**Problem details**
Exactly reproduce each record listed below.

**Records shown**
[start]

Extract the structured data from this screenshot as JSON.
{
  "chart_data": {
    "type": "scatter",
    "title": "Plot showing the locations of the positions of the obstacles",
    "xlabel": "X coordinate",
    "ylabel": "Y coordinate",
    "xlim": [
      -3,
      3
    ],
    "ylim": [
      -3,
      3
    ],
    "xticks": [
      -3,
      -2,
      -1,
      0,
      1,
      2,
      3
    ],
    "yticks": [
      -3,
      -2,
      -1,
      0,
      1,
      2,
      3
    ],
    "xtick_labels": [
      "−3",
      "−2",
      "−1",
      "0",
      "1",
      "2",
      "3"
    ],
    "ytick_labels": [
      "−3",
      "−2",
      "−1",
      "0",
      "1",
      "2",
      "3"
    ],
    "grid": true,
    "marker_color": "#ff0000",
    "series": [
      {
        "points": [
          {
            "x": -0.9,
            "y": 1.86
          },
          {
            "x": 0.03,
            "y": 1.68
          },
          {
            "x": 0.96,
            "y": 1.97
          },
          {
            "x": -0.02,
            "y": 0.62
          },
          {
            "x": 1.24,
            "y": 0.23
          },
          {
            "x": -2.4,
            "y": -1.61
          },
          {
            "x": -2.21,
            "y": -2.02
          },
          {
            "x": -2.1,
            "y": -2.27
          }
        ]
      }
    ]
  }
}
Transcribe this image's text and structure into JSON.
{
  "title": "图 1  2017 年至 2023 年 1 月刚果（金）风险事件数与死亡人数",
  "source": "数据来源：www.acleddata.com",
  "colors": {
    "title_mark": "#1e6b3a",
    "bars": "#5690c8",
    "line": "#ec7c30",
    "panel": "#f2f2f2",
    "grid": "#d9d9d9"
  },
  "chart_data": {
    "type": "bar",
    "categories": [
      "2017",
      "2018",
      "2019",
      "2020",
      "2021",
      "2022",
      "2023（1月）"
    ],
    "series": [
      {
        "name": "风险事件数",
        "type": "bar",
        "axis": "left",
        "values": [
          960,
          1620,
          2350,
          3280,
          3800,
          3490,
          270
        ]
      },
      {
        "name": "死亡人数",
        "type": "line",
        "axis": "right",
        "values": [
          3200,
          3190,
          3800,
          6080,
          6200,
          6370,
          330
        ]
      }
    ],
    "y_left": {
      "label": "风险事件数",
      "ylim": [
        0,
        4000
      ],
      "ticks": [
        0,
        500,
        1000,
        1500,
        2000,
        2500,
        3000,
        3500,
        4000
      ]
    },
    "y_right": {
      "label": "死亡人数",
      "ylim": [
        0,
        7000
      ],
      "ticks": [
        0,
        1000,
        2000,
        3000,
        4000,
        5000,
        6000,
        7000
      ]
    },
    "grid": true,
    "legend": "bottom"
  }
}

[end]

**The reply**
Extract the structured data from this screenshot as JSON.
{
  "chart_data": {
    "type": "scatter",
    "title": "Plot showing the locations of the positions of the obstacles",
    "xlabel": "X coordinate",
    "ylabel": "Y coordinate",
    "xlim": [
      -3,
      3
    ],
    "ylim": [
      -3,
      3
    ],
    "xticks": [
      -3,
      -2,
      -1,
      0,
      1,
      2,
      3
    ],
    "yticks": [
      -3,
      -2,
      -1,
      0,
      1,
      2,
      3
    ],
    "xtick_labels": [
      "−3",
      "−2",
      "−1",
      "0",
      "1",
      "2",
      "3"
    ],
    "ytick_labels": [
      "−3",
      "−2",
      "−1",
      "0",
      "1",
      "2",
      "3"
    ],
    "grid": true,
    "marker_color": "#ff0000",
    "series": [
      {
        "points": [
          {
            "x": -0.9,
            "y": 1.86
          },
          {
            "x": 0.03,
            "y": 1.68
          },
          {
            "x": 0.96,
            "y": 1.97
          },
          {
            "x": -0.02,
            "y": 0.62
          },
          {
            "x": 1.24,
            "y": 0.23
          },
          {
            "x": -2.4,
            "y": -1.61
          },
          {
            "x": -2.21,
            "y": -2.02
          },
          {
            "x": -2.1,
            "y": -2.27
          }
        ]
      }
    ]
  }
}
Transcribe this image's text and structure into JSON.
{
  "title": "图 1  2017 年至 2023 年 1 月刚果（金）风险事件数与死亡人数",
  "source": "数据来源：www.acleddata.com",
  "colors": {
    "title_mark": "#1e6b3a",
    "bars": "#5690c8",
    "line": "#ec7c30",
    "panel": "#f2f2f2",
    "grid": "#d9d9d9"
  },
  "chart_data": {
    "type": "bar",
    "categories": [
      "2017",
      "2018",
      "2019",
      "2020",
      "2021",
      "2022",
      "2023（1月）"
    ],
    "series": [
      {
        "name": "风险事件数",
        "type": "bar",
        "axis": "left",
        "values": [
          960,
          1620,
          2350,
          3280,
          3800,
          3490,
          270
        ]
      },
      {
        "name": "死亡人数",
        "type": "line",
        "axis": "right",
        "values": [
          3200,
          3190,
          3800,
          6080,
          6200,
          6370,
          330
        ]
      }
    ],
    "y_left": {
      "label": "风险事件数",
      "ylim": [
        0,
        4000
      ],
      "ticks": [
        0,
        500,
        1000,
        1500,
        2000,
        2500,
        3000,
        3500,
        4000
      ]
    },
    "y_right": {
      "label": "死亡人数",
      "ylim": [
        0,
        7000
      ],
      "ticks": [
        0,
        1000,
        2000,
        3000,
        4000,
        5000,
        6000,
        7000
      ]
    },
    "grid": true,
    "legend": "bottom"
  }
}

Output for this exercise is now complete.